--- start of Data shown ---

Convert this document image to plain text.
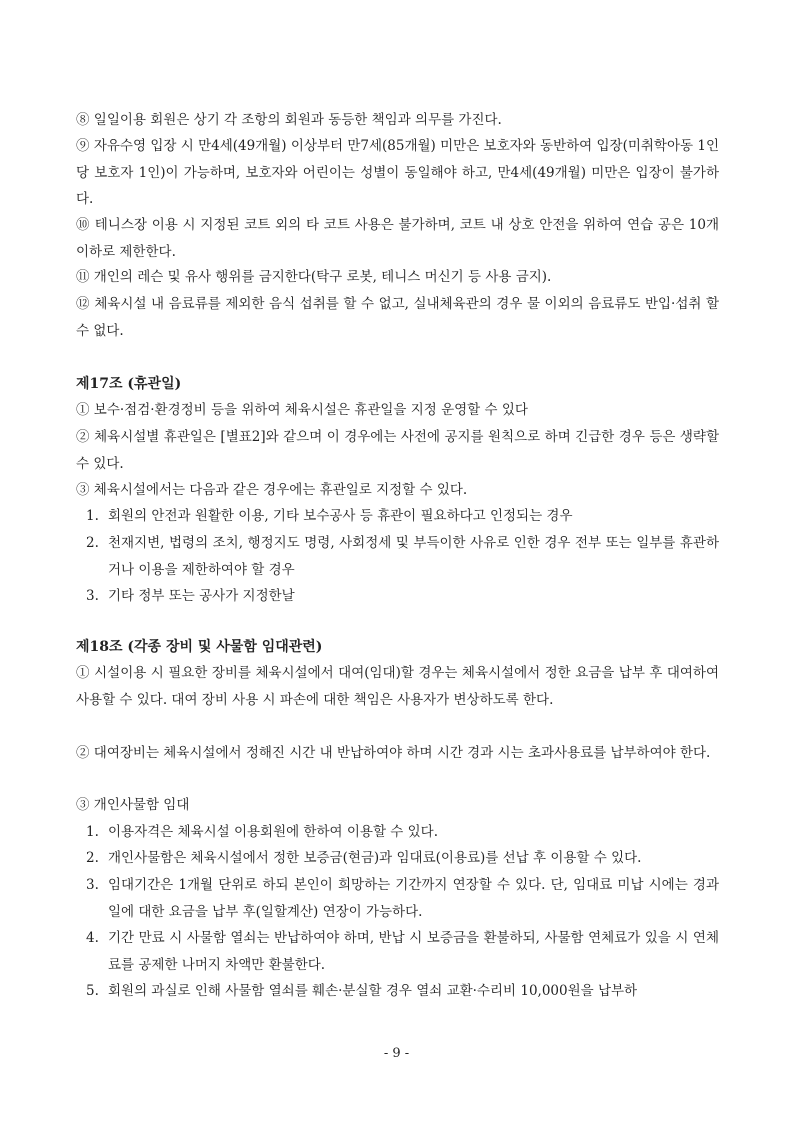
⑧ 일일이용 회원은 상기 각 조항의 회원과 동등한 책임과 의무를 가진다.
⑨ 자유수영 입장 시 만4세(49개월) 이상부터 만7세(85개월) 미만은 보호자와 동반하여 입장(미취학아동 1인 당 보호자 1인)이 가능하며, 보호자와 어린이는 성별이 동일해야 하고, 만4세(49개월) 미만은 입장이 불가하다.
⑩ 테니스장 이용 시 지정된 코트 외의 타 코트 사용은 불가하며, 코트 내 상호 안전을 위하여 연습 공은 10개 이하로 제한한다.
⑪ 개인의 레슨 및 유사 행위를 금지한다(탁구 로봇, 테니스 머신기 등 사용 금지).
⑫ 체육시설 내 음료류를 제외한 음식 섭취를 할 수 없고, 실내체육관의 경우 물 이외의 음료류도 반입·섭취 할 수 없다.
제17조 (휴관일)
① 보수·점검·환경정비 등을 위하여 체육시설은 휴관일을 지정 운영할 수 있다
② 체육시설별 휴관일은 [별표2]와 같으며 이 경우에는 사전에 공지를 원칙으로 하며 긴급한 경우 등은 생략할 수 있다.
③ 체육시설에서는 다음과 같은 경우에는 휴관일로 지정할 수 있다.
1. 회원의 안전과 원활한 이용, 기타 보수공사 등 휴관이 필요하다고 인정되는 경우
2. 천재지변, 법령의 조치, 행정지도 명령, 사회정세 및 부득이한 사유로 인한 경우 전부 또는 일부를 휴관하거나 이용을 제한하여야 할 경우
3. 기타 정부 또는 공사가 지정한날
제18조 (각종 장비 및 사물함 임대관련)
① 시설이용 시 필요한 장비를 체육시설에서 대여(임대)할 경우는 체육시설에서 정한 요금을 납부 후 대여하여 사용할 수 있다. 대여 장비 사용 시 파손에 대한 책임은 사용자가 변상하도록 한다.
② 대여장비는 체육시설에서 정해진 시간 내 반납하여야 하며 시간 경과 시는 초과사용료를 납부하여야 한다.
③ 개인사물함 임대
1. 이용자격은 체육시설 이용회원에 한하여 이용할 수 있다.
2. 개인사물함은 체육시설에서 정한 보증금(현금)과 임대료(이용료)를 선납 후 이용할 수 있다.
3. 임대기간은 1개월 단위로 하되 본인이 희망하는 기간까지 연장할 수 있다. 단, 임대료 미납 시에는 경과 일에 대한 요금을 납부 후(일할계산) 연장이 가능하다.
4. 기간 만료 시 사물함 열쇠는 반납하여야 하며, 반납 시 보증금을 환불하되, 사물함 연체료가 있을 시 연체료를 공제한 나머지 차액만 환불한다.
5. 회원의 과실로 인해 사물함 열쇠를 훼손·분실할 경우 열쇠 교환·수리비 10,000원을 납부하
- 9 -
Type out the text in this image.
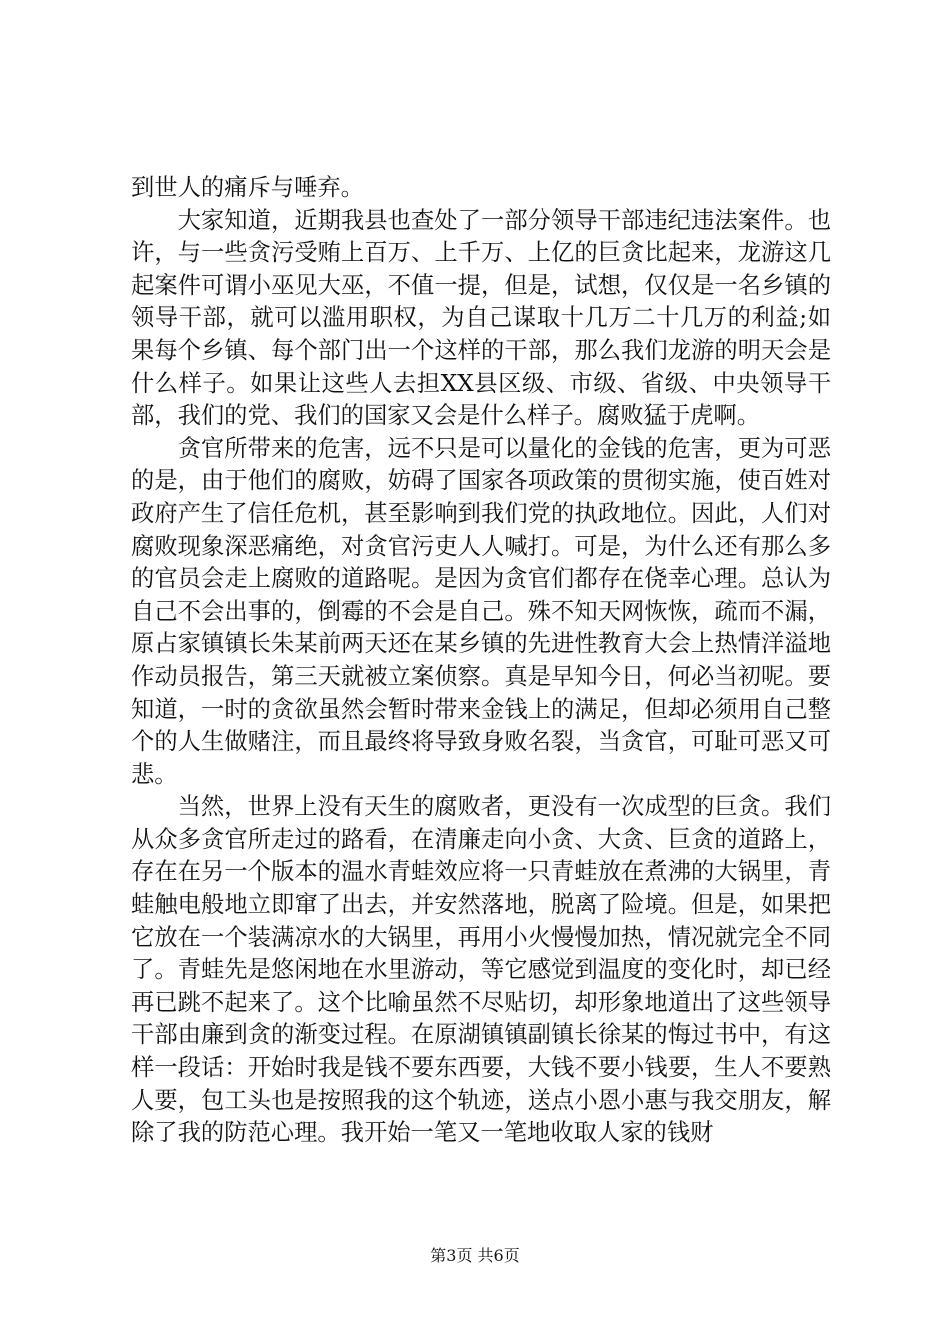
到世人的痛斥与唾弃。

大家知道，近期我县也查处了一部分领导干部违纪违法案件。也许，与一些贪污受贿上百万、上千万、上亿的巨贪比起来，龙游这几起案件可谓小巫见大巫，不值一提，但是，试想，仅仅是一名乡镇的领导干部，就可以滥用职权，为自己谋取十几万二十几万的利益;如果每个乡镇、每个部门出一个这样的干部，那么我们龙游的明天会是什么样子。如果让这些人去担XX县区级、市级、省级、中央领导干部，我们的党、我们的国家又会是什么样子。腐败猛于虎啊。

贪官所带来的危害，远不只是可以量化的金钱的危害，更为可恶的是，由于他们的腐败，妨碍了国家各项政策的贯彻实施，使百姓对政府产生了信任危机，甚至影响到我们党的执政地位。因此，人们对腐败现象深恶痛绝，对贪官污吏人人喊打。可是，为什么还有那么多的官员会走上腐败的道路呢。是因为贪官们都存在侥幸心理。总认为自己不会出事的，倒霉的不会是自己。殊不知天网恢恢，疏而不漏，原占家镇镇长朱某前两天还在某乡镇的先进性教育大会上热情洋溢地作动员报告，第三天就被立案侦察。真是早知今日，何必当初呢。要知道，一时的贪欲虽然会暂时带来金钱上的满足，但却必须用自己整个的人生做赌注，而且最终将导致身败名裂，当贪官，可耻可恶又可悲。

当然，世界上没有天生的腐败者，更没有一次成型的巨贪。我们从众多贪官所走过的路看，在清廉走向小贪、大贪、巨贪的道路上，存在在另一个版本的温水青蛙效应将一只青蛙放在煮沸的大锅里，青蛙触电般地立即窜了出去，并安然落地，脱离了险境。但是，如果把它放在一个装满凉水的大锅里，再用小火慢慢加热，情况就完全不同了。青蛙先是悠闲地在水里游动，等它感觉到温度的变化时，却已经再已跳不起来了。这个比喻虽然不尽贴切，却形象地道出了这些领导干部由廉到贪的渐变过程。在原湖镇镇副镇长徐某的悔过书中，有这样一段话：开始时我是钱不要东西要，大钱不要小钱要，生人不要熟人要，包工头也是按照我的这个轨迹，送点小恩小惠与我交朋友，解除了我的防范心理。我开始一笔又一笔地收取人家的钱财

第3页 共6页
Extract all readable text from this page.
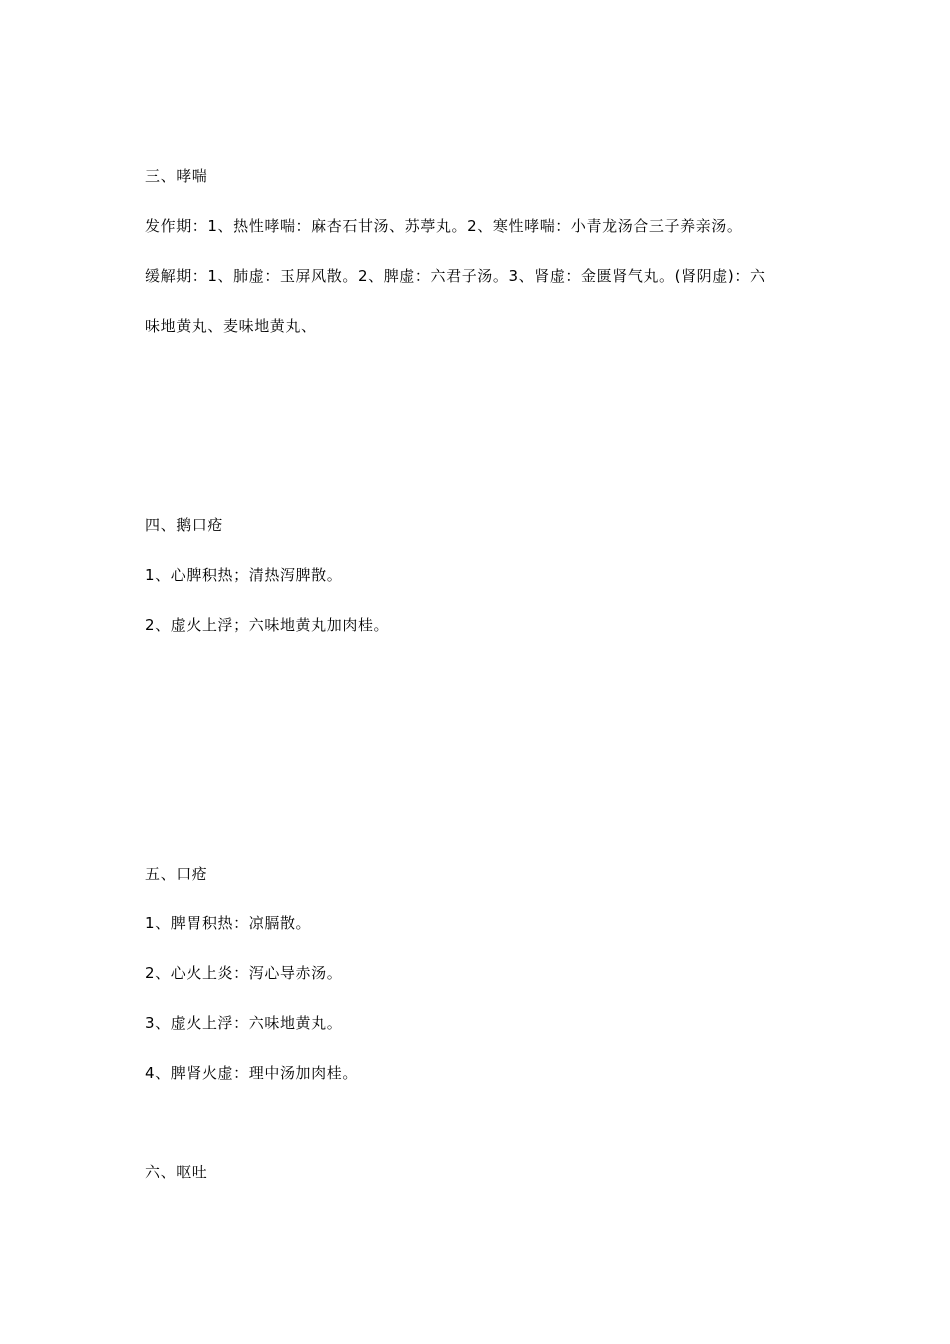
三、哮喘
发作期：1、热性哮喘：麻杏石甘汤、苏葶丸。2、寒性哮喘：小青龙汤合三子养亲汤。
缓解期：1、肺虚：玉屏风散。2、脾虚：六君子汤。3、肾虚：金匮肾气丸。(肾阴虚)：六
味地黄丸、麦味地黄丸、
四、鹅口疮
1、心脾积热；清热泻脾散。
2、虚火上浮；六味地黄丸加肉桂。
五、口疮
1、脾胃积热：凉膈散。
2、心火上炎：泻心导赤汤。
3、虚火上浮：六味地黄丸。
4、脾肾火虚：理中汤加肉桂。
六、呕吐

--- end of Data shown ---

**What you have to do**: Reproduce every record above exactly, omitting the pictures.

**Output for this task**:
Convert this document image to plain text.
⑧ 일일이용 회원은 상기 각 조항의 회원과 동등한 책임과 의무를 가진다.
⑨ 자유수영 입장 시 만4세(49개월) 이상부터 만7세(85개월) 미만은 보호자와 동반하여 입장(미취학아동 1인 당 보호자 1인)이 가능하며, 보호자와 어린이는 성별이 동일해야 하고, 만4세(49개월) 미만은 입장이 불가하다.
⑩ 테니스장 이용 시 지정된 코트 외의 타 코트 사용은 불가하며, 코트 내 상호 안전을 위하여 연습 공은 10개 이하로 제한한다.
⑪ 개인의 레슨 및 유사 행위를 금지한다(탁구 로봇, 테니스 머신기 등 사용 금지).
⑫ 체육시설 내 음료류를 제외한 음식 섭취를 할 수 없고, 실내체육관의 경우 물 이외의 음료류도 반입·섭취 할 수 없다.
제17조 (휴관일)
① 보수·점검·환경정비 등을 위하여 체육시설은 휴관일을 지정 운영할 수 있다
② 체육시설별 휴관일은 [별표2]와 같으며 이 경우에는 사전에 공지를 원칙으로 하며 긴급한 경우 등은 생략할 수 있다.
③ 체육시설에서는 다음과 같은 경우에는 휴관일로 지정할 수 있다.
1. 회원의 안전과 원활한 이용, 기타 보수공사 등 휴관이 필요하다고 인정되는 경우
2. 천재지변, 법령의 조치, 행정지도 명령, 사회정세 및 부득이한 사유로 인한 경우 전부 또는 일부를 휴관하거나 이용을 제한하여야 할 경우
3. 기타 정부 또는 공사가 지정한날
제18조 (각종 장비 및 사물함 임대관련)
① 시설이용 시 필요한 장비를 체육시설에서 대여(임대)할 경우는 체육시설에서 정한 요금을 납부 후 대여하여 사용할 수 있다. 대여 장비 사용 시 파손에 대한 책임은 사용자가 변상하도록 한다.
② 대여장비는 체육시설에서 정해진 시간 내 반납하여야 하며 시간 경과 시는 초과사용료를 납부하여야 한다.
③ 개인사물함 임대
1. 이용자격은 체육시설 이용회원에 한하여 이용할 수 있다.
2. 개인사물함은 체육시설에서 정한 보증금(현금)과 임대료(이용료)를 선납 후 이용할 수 있다.
3. 임대기간은 1개월 단위로 하되 본인이 희망하는 기간까지 연장할 수 있다. 단, 임대료 미납 시에는 경과 일에 대한 요금을 납부 후(일할계산) 연장이 가능하다.
4. 기간 만료 시 사물함 열쇠는 반납하여야 하며, 반납 시 보증금을 환불하되, 사물함 연체료가 있을 시 연체료를 공제한 나머지 차액만 환불한다.
5. 회원의 과실로 인해 사물함 열쇠를 훼손·분실할 경우 열쇠 교환·수리비 10,000원을 납부하
- 9 -
Type out the text in this image.
到世人的痛斥与唾弃。

大家知道，近期我县也查处了一部分领导干部违纪违法案件。也许，与一些贪污受贿上百万、上千万、上亿的巨贪比起来，龙游这几起案件可谓小巫见大巫，不值一提，但是，试想，仅仅是一名乡镇的领导干部，就可以滥用职权，为自己谋取十几万二十几万的利益;如果每个乡镇、每个部门出一个这样的干部，那么我们龙游的明天会是什么样子。如果让这些人去担XX县区级、市级、省级、中央领导干部，我们的党、我们的国家又会是什么样子。腐败猛于虎啊。

贪官所带来的危害，远不只是可以量化的金钱的危害，更为可恶的是，由于他们的腐败，妨碍了国家各项政策的贯彻实施，使百姓对政府产生了信任危机，甚至影响到我们党的执政地位。因此，人们对腐败现象深恶痛绝，对贪官污吏人人喊打。可是，为什么还有那么多的官员会走上腐败的道路呢。是因为贪官们都存在侥幸心理。总认为自己不会出事的，倒霉的不会是自己。殊不知天网恢恢，疏而不漏，原占家镇镇长朱某前两天还在某乡镇的先进性教育大会上热情洋溢地作动员报告，第三天就被立案侦察。真是早知今日，何必当初呢。要知道，一时的贪欲虽然会暂时带来金钱上的满足，但却必须用自己整个的人生做赌注，而且最终将导致身败名裂，当贪官，可耻可恶又可悲。

当然，世界上没有天生的腐败者，更没有一次成型的巨贪。我们从众多贪官所走过的路看，在清廉走向小贪、大贪、巨贪的道路上，存在在另一个版本的温水青蛙效应将一只青蛙放在煮沸的大锅里，青蛙触电般地立即窜了出去，并安然落地，脱离了险境。但是，如果把它放在一个装满凉水的大锅里，再用小火慢慢加热，情况就完全不同了。青蛙先是悠闲地在水里游动，等它感觉到温度的变化时，却已经再已跳不起来了。这个比喻虽然不尽贴切，却形象地道出了这些领导干部由廉到贪的渐变过程。在原湖镇镇副镇长徐某的悔过书中，有这样一段话：开始时我是钱不要东西要，大钱不要小钱要，生人不要熟人要，包工头也是按照我的这个轨迹，送点小恩小惠与我交朋友，解除了我的防范心理。我开始一笔又一笔地收取人家的钱财

第3页 共6页
Extract all readable text from this page.
三、哮喘
发作期：1、热性哮喘：麻杏石甘汤、苏葶丸。2、寒性哮喘：小青龙汤合三子养亲汤。
缓解期：1、肺虚：玉屏风散。2、脾虚：六君子汤。3、肾虚：金匮肾气丸。(肾阴虚)：六
味地黄丸、麦味地黄丸、
四、鹅口疮
1、心脾积热；清热泻脾散。
2、虚火上浮；六味地黄丸加肉桂。
五、口疮
1、脾胃积热：凉膈散。
2、心火上炎：泻心导赤汤。
3、虚火上浮：六味地黄丸。
4、脾肾火虚：理中汤加肉桂。
六、呕吐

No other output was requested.